**The task:** Repeat each entry exactly and drop the pictures.

[Figure record listings]
......
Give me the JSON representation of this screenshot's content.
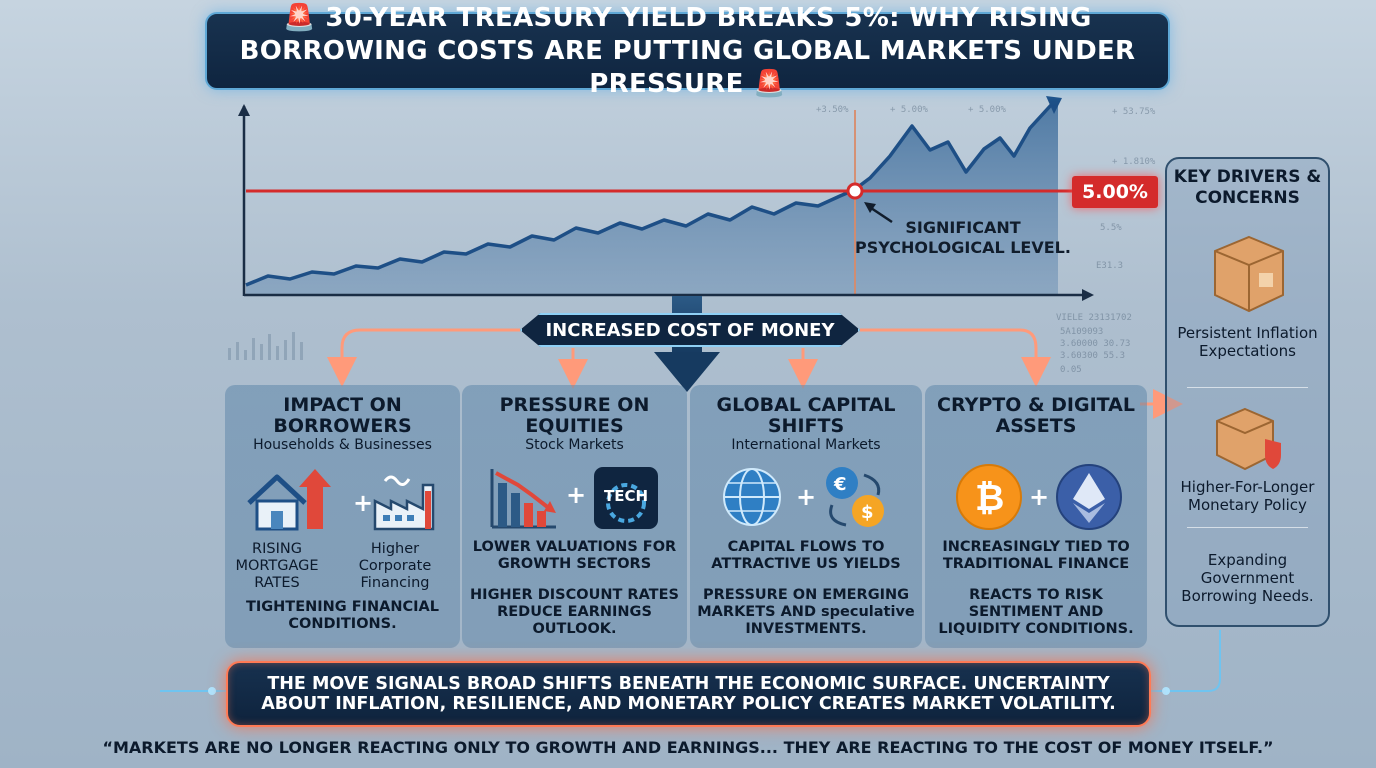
{
  "title": "🚨 30-YEAR TREASURY YIELD BREAKS 5%: WHY RISING BORROWING COSTS ARE PUTTING GLOBAL MARKETS UNDER PRESSURE 🚨",
  "chart": {
    "threshold_label": "5.00%",
    "annotation": "SIGNIFICANT PSYCHOLOGICAL LEVEL.",
    "colors": {
      "line": "#1e4f86",
      "threshold": "#d42b2b",
      "alert": "#ff5a3a"
    }
  },
  "center_banner": "INCREASED COST OF MONEY",
  "panels": [
    {
      "title": "IMPACT ON BORROWERS",
      "subtitle": "Households & Businesses",
      "icons": [
        "house-arrow-icon",
        "factory-icon"
      ],
      "left_label": "RISING MORTGAGE RATES",
      "right_label": "Higher Corporate Financing",
      "note": "TIGHTENING FINANCIAL CONDITIONS."
    },
    {
      "title": "PRESSURE ON EQUITIES",
      "subtitle": "Stock Markets",
      "icons": [
        "falling-bars-icon",
        "tech-gear-icon"
      ],
      "tech_badge": "TECH",
      "point1": "LOWER VALUATIONS FOR GROWTH SECTORS",
      "point2": "HIGHER DISCOUNT RATES REDUCE EARNINGS OUTLOOK."
    },
    {
      "title": "GLOBAL CAPITAL SHIFTS",
      "subtitle": "International Markets",
      "icons": [
        "globe-icon",
        "currency-exchange-icon"
      ],
      "point1": "CAPITAL FLOWS TO ATTRACTIVE US YIELDS",
      "point2": "PRESSURE ON EMERGING MARKETS AND speculative INVESTMENTS."
    },
    {
      "title": "CRYPTO & DIGITAL ASSETS",
      "subtitle": "",
      "icons": [
        "bitcoin-icon",
        "ethereum-icon"
      ],
      "point1": "INCREASINGLY TIED TO TRADITIONAL FINANCE",
      "point2": "REACTS TO RISK SENTIMENT AND LIQUIDITY CONDITIONS."
    }
  ],
  "key_drivers": {
    "title": "KEY DRIVERS & CONCERNS",
    "items": [
      {
        "label": "Persistent Inflation Expectations",
        "icon": "box-icon"
      },
      {
        "label": "Higher-For-Longer Monetary Policy",
        "icon": "box-shield-icon"
      },
      {
        "label": "Expanding Government Borrowing Needs.",
        "icon": ""
      }
    ]
  },
  "bottom_message": "THE MOVE SIGNALS BROAD SHIFTS BENEATH THE ECONOMIC SURFACE. UNCERTAINTY ABOUT INFLATION, RESILIENCE, AND MONETARY POLICY CREATES MARKET VOLATILITY.",
  "quote": "“MARKETS ARE NO LONGER REACTING ONLY TO GROWTH AND EARNINGS... THEY ARE REACTING TO THE COST OF MONEY ITSELF.”"
}
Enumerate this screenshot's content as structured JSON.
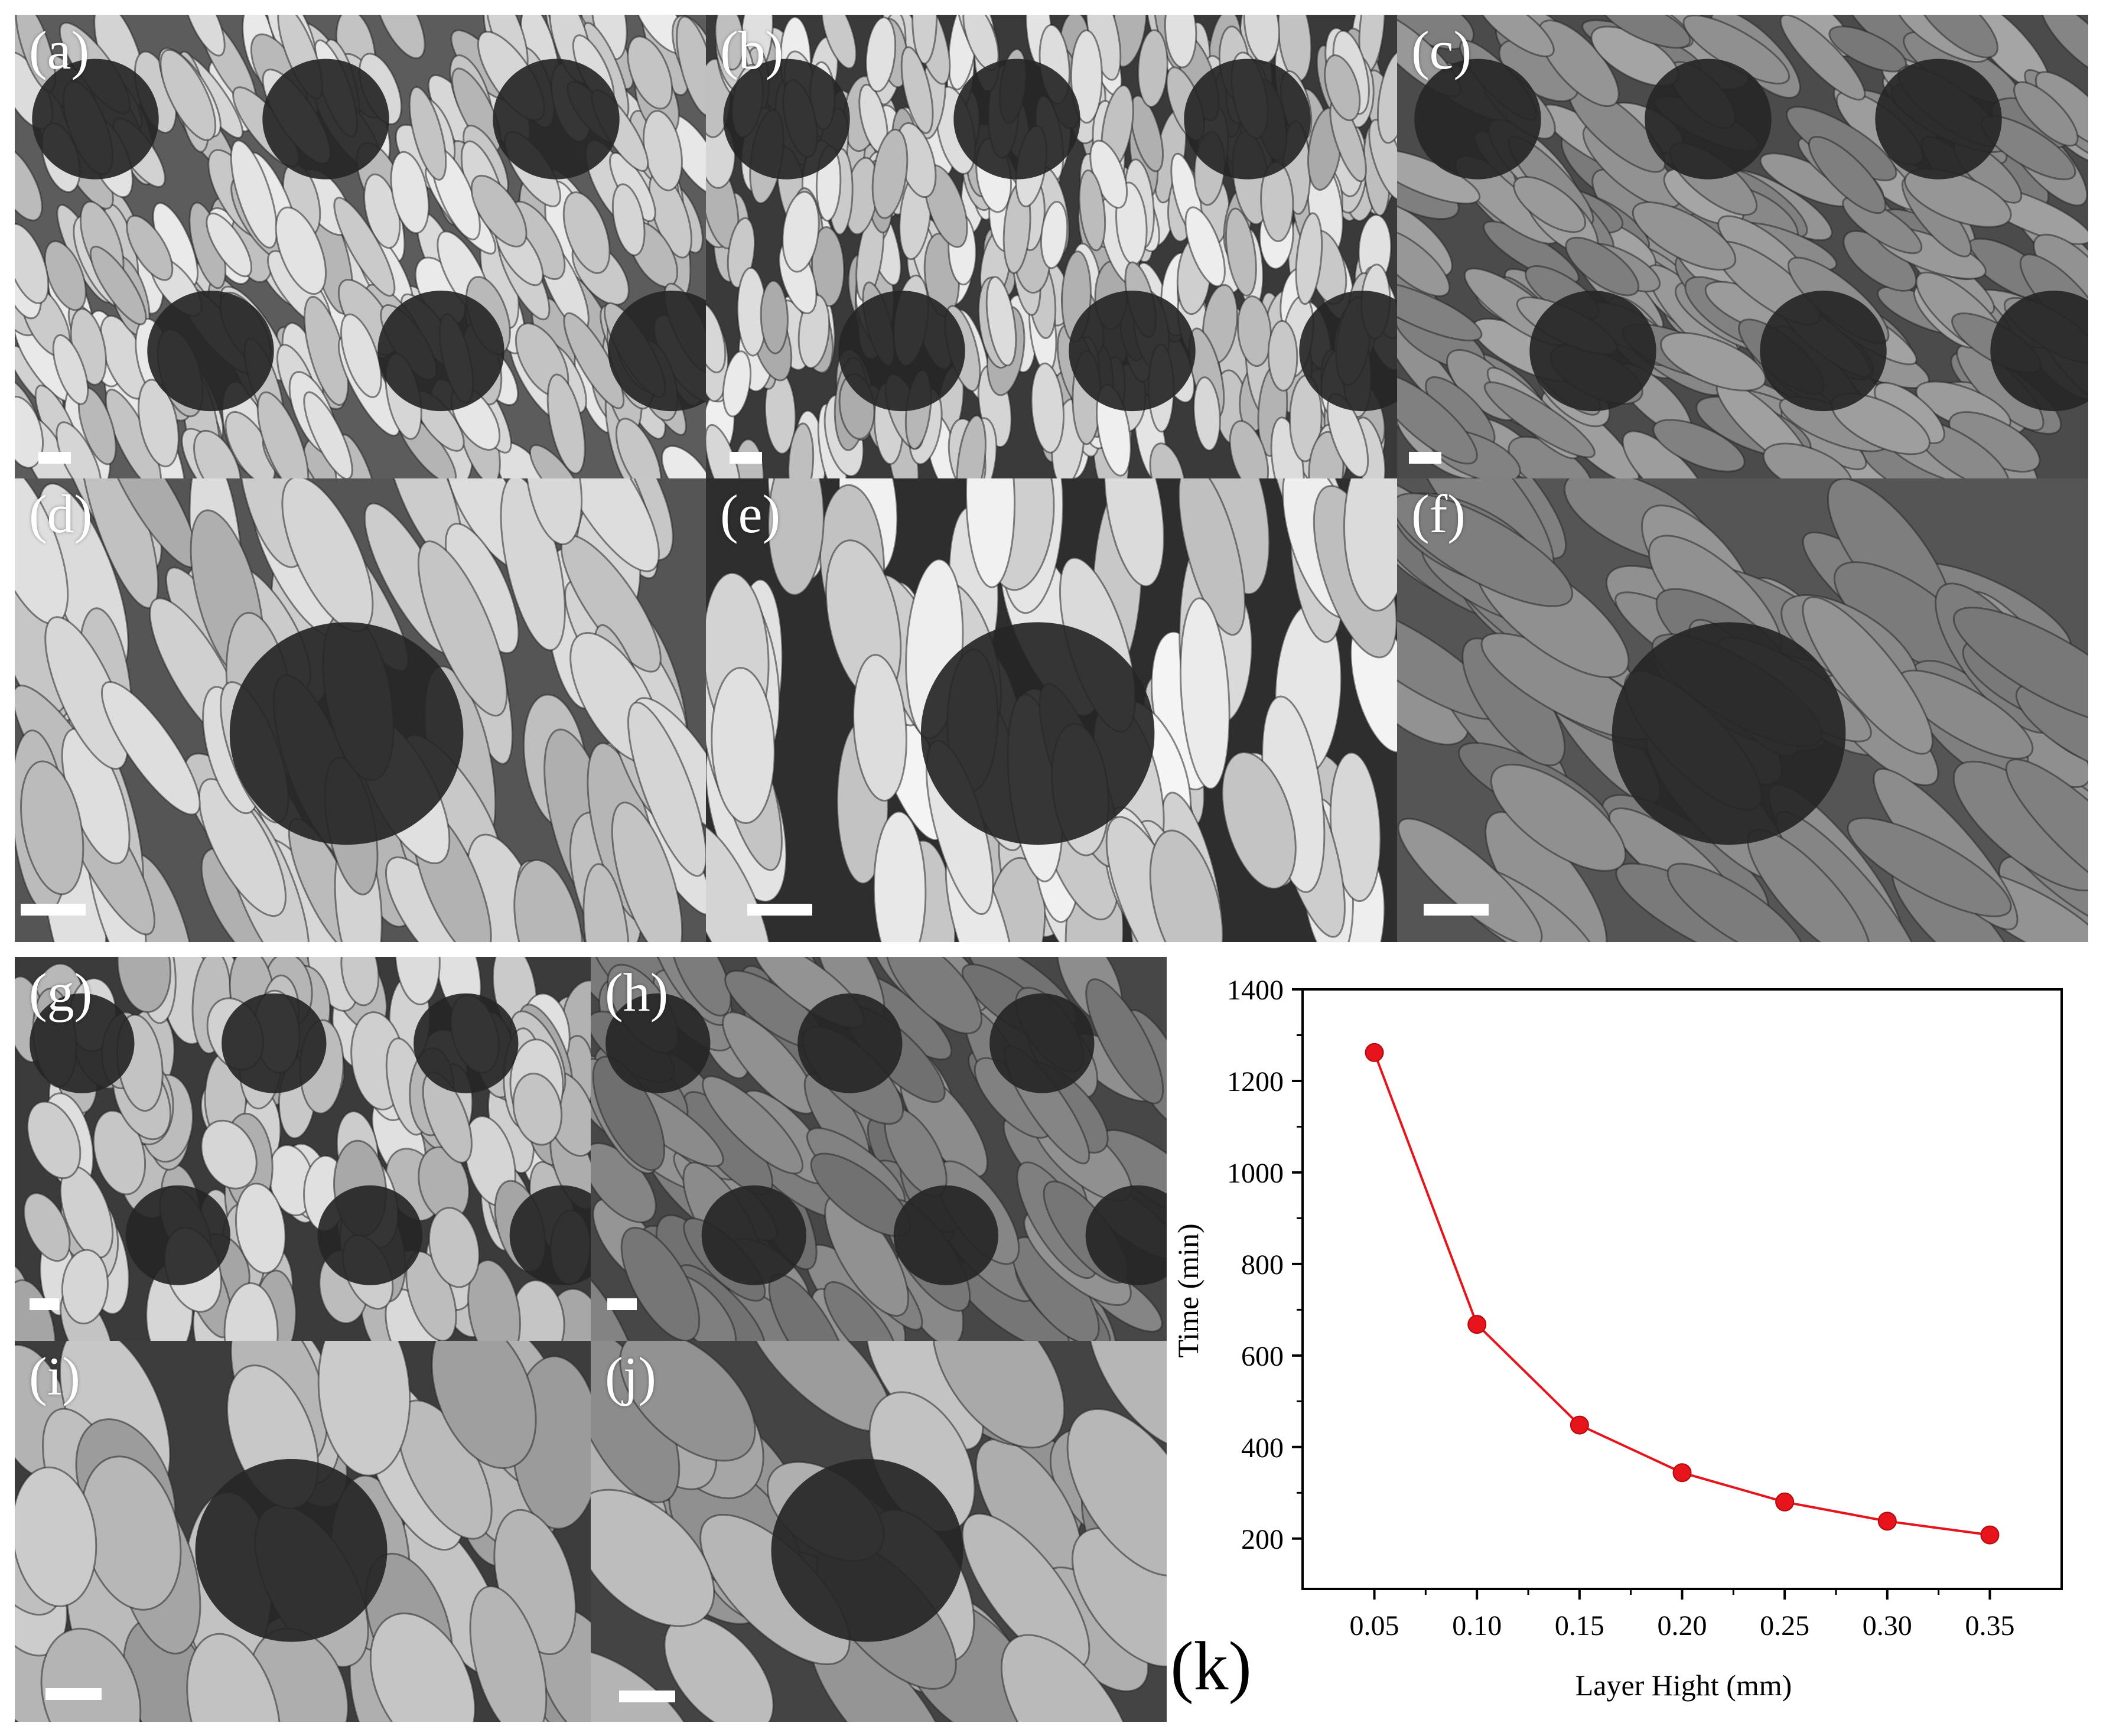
{
  "panels": [
    {
      "id": "a",
      "label": "(a)"
    },
    {
      "id": "b",
      "label": "(b)"
    },
    {
      "id": "c",
      "label": "(c)"
    },
    {
      "id": "d",
      "label": "(d)"
    },
    {
      "id": "e",
      "label": "(e)"
    },
    {
      "id": "f",
      "label": "(f)"
    },
    {
      "id": "g",
      "label": "(g)"
    },
    {
      "id": "h",
      "label": "(h)"
    },
    {
      "id": "i",
      "label": "(i)"
    },
    {
      "id": "j",
      "label": "(j)"
    }
  ],
  "colors": {
    "series": "#e8141b",
    "marker": "#e8141b",
    "axis": "#000000"
  },
  "chart_data": {
    "type": "line",
    "panel_label": "(k)",
    "title": "",
    "xlabel": "Layer Hight (mm)",
    "ylabel": "Time (min)",
    "x": [
      0.05,
      0.1,
      0.15,
      0.2,
      0.25,
      0.3,
      0.35
    ],
    "x_tick_labels": [
      "0.05",
      "0.10",
      "0.15",
      "0.20",
      "0.25",
      "0.30",
      "0.35"
    ],
    "y_ticks": [
      200,
      400,
      600,
      800,
      1000,
      1200,
      1400
    ],
    "xlim": [
      0.015,
      0.385
    ],
    "ylim": [
      90,
      1400
    ],
    "series": [
      {
        "values": [
          1262,
          668,
          448,
          344,
          280,
          238,
          208
        ]
      }
    ],
    "grid": false,
    "legend": "none"
  }
}
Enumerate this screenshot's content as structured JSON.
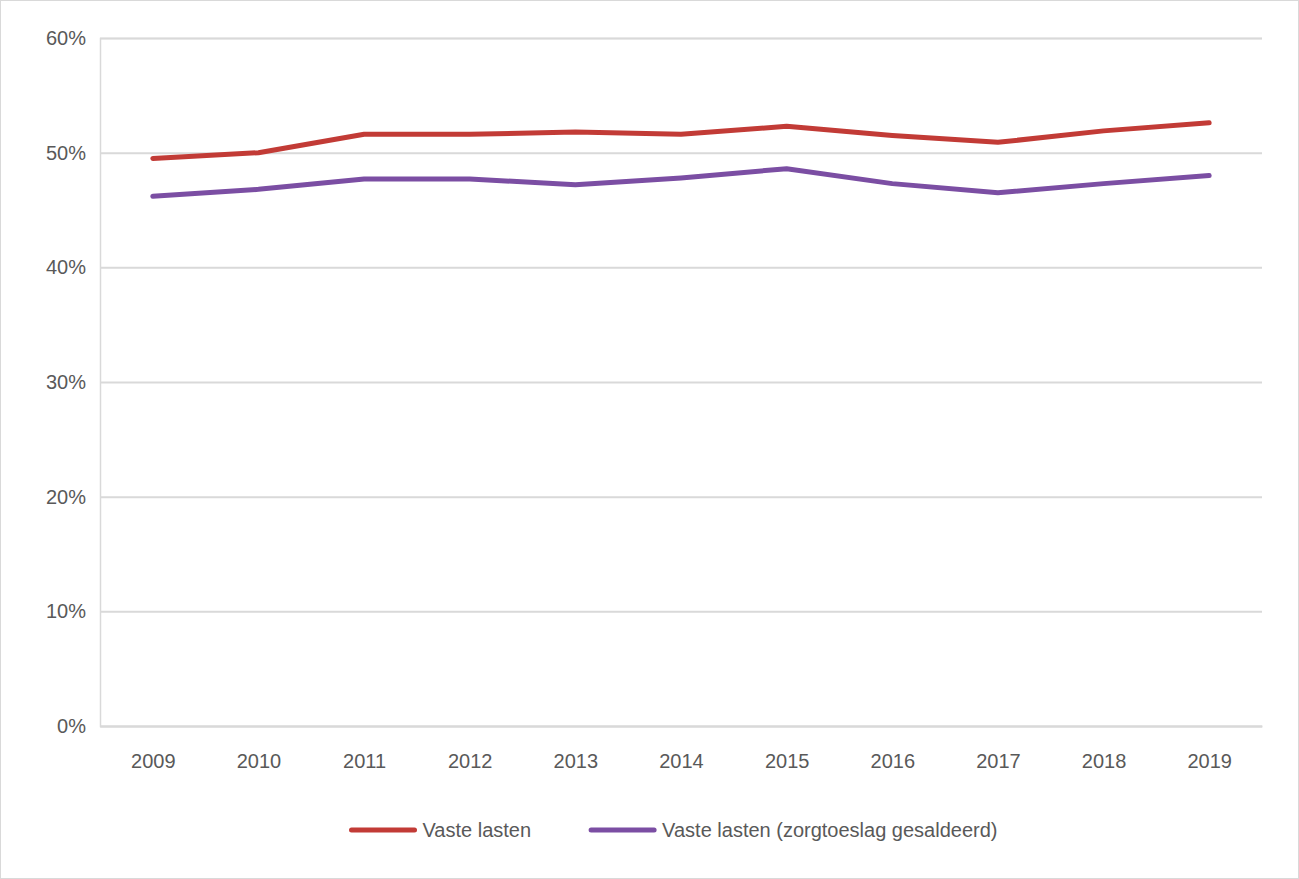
{
  "chart_data": {
    "type": "line",
    "categories": [
      "2009",
      "2010",
      "2011",
      "2012",
      "2013",
      "2014",
      "2015",
      "2016",
      "2017",
      "2018",
      "2019"
    ],
    "series": [
      {
        "name": "Vaste lasten",
        "color": "#c23b36",
        "values": [
          49.5,
          50.0,
          51.6,
          51.6,
          51.8,
          51.6,
          52.3,
          51.5,
          50.9,
          51.9,
          52.6
        ]
      },
      {
        "name": "Vaste lasten (zorgtoeslag gesaldeerd)",
        "color": "#7b4ea3",
        "values": [
          46.2,
          46.8,
          47.7,
          47.7,
          47.2,
          47.8,
          48.6,
          47.3,
          46.5,
          47.3,
          48.0
        ]
      }
    ],
    "ylim": [
      0,
      60
    ],
    "yticks": [
      {
        "value": 0,
        "label": "0%"
      },
      {
        "value": 10,
        "label": "10%"
      },
      {
        "value": 20,
        "label": "20%"
      },
      {
        "value": 30,
        "label": "30%"
      },
      {
        "value": 40,
        "label": "40%"
      },
      {
        "value": 50,
        "label": "50%"
      },
      {
        "value": 60,
        "label": "60%"
      }
    ],
    "grid": true,
    "legend": "bottom"
  }
}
......
**Response:**
Give me the JSON representation of this screenshot's content.
{
  "title": "🚨 30-YEAR TREASURY YIELD BREAKS 5%: WHY RISING BORROWING COSTS ARE PUTTING GLOBAL MARKETS UNDER PRESSURE 🚨",
  "chart": {
    "threshold_label": "5.00%",
    "annotation": "SIGNIFICANT PSYCHOLOGICAL LEVEL.",
    "colors": {
      "line": "#1e4f86",
      "threshold": "#d42b2b",
      "alert": "#ff5a3a"
    }
  },
  "center_banner": "INCREASED COST OF MONEY",
  "panels": [
    {
      "title": "IMPACT ON BORROWERS",
      "subtitle": "Households & Businesses",
      "icons": [
        "house-arrow-icon",
        "factory-icon"
      ],
      "left_label": "RISING MORTGAGE RATES",
      "right_label": "Higher Corporate Financing",
      "note": "TIGHTENING FINANCIAL CONDITIONS."
    },
    {
      "title": "PRESSURE ON EQUITIES",
      "subtitle": "Stock Markets",
      "icons": [
        "falling-bars-icon",
        "tech-gear-icon"
      ],
      "tech_badge": "TECH",
      "point1": "LOWER VALUATIONS FOR GROWTH SECTORS",
      "point2": "HIGHER DISCOUNT RATES REDUCE EARNINGS OUTLOOK."
    },
    {
      "title": "GLOBAL CAPITAL SHIFTS",
      "subtitle": "International Markets",
      "icons": [
        "globe-icon",
        "currency-exchange-icon"
      ],
      "point1": "CAPITAL FLOWS TO ATTRACTIVE US YIELDS",
      "point2": "PRESSURE ON EMERGING MARKETS AND speculative INVESTMENTS."
    },
    {
      "title": "CRYPTO & DIGITAL ASSETS",
      "subtitle": "",
      "icons": [
        "bitcoin-icon",
        "ethereum-icon"
      ],
      "point1": "INCREASINGLY TIED TO TRADITIONAL FINANCE",
      "point2": "REACTS TO RISK SENTIMENT AND LIQUIDITY CONDITIONS."
    }
  ],
  "key_drivers": {
    "title": "KEY DRIVERS & CONCERNS",
    "items": [
      {
        "label": "Persistent Inflation Expectations",
        "icon": "box-icon"
      },
      {
        "label": "Higher-For-Longer Monetary Policy",
        "icon": "box-shield-icon"
      },
      {
        "label": "Expanding Government Borrowing Needs.",
        "icon": ""
      }
    ]
  },
  "bottom_message": "THE MOVE SIGNALS BROAD SHIFTS BENEATH THE ECONOMIC SURFACE. UNCERTAINTY ABOUT INFLATION, RESILIENCE, AND MONETARY POLICY CREATES MARKET VOLATILITY.",
  "quote": "“MARKETS ARE NO LONGER REACTING ONLY TO GROWTH AND EARNINGS... THEY ARE REACTING TO THE COST OF MONEY ITSELF.”"
}
Enumerate this screenshot's content as structured JSON.
{
  "panels": [
    {
      "id": "a",
      "label": "(a)"
    },
    {
      "id": "b",
      "label": "(b)"
    },
    {
      "id": "c",
      "label": "(c)"
    },
    {
      "id": "d",
      "label": "(d)"
    },
    {
      "id": "e",
      "label": "(e)"
    },
    {
      "id": "f",
      "label": "(f)"
    },
    {
      "id": "g",
      "label": "(g)"
    },
    {
      "id": "h",
      "label": "(h)"
    },
    {
      "id": "i",
      "label": "(i)"
    },
    {
      "id": "j",
      "label": "(j)"
    }
  ],
  "colors": {
    "series": "#e8141b",
    "marker": "#e8141b",
    "axis": "#000000"
  },
  "chart_data": {
    "type": "line",
    "panel_label": "(k)",
    "title": "",
    "xlabel": "Layer Hight (mm)",
    "ylabel": "Time (min)",
    "x": [
      0.05,
      0.1,
      0.15,
      0.2,
      0.25,
      0.3,
      0.35
    ],
    "x_tick_labels": [
      "0.05",
      "0.10",
      "0.15",
      "0.20",
      "0.25",
      "0.30",
      "0.35"
    ],
    "y_ticks": [
      200,
      400,
      600,
      800,
      1000,
      1200,
      1400
    ],
    "xlim": [
      0.015,
      0.385
    ],
    "ylim": [
      90,
      1400
    ],
    "series": [
      {
        "values": [
          1262,
          668,
          448,
          344,
          280,
          238,
          208
        ]
      }
    ],
    "grid": false,
    "legend": "none"
  }
}
Enumerate this screenshot's content as structured JSON.
{
  "chart_data": {
    "type": "line",
    "categories": [
      "2009",
      "2010",
      "2011",
      "2012",
      "2013",
      "2014",
      "2015",
      "2016",
      "2017",
      "2018",
      "2019"
    ],
    "series": [
      {
        "name": "Vaste lasten",
        "color": "#c23b36",
        "values": [
          49.5,
          50.0,
          51.6,
          51.6,
          51.8,
          51.6,
          52.3,
          51.5,
          50.9,
          51.9,
          52.6
        ]
      },
      {
        "name": "Vaste lasten (zorgtoeslag gesaldeerd)",
        "color": "#7b4ea3",
        "values": [
          46.2,
          46.8,
          47.7,
          47.7,
          47.2,
          47.8,
          48.6,
          47.3,
          46.5,
          47.3,
          48.0
        ]
      }
    ],
    "ylim": [
      0,
      60
    ],
    "yticks": [
      {
        "value": 0,
        "label": "0%"
      },
      {
        "value": 10,
        "label": "10%"
      },
      {
        "value": 20,
        "label": "20%"
      },
      {
        "value": 30,
        "label": "30%"
      },
      {
        "value": 40,
        "label": "40%"
      },
      {
        "value": 50,
        "label": "50%"
      },
      {
        "value": 60,
        "label": "60%"
      }
    ],
    "grid": true,
    "legend": "bottom"
  }
}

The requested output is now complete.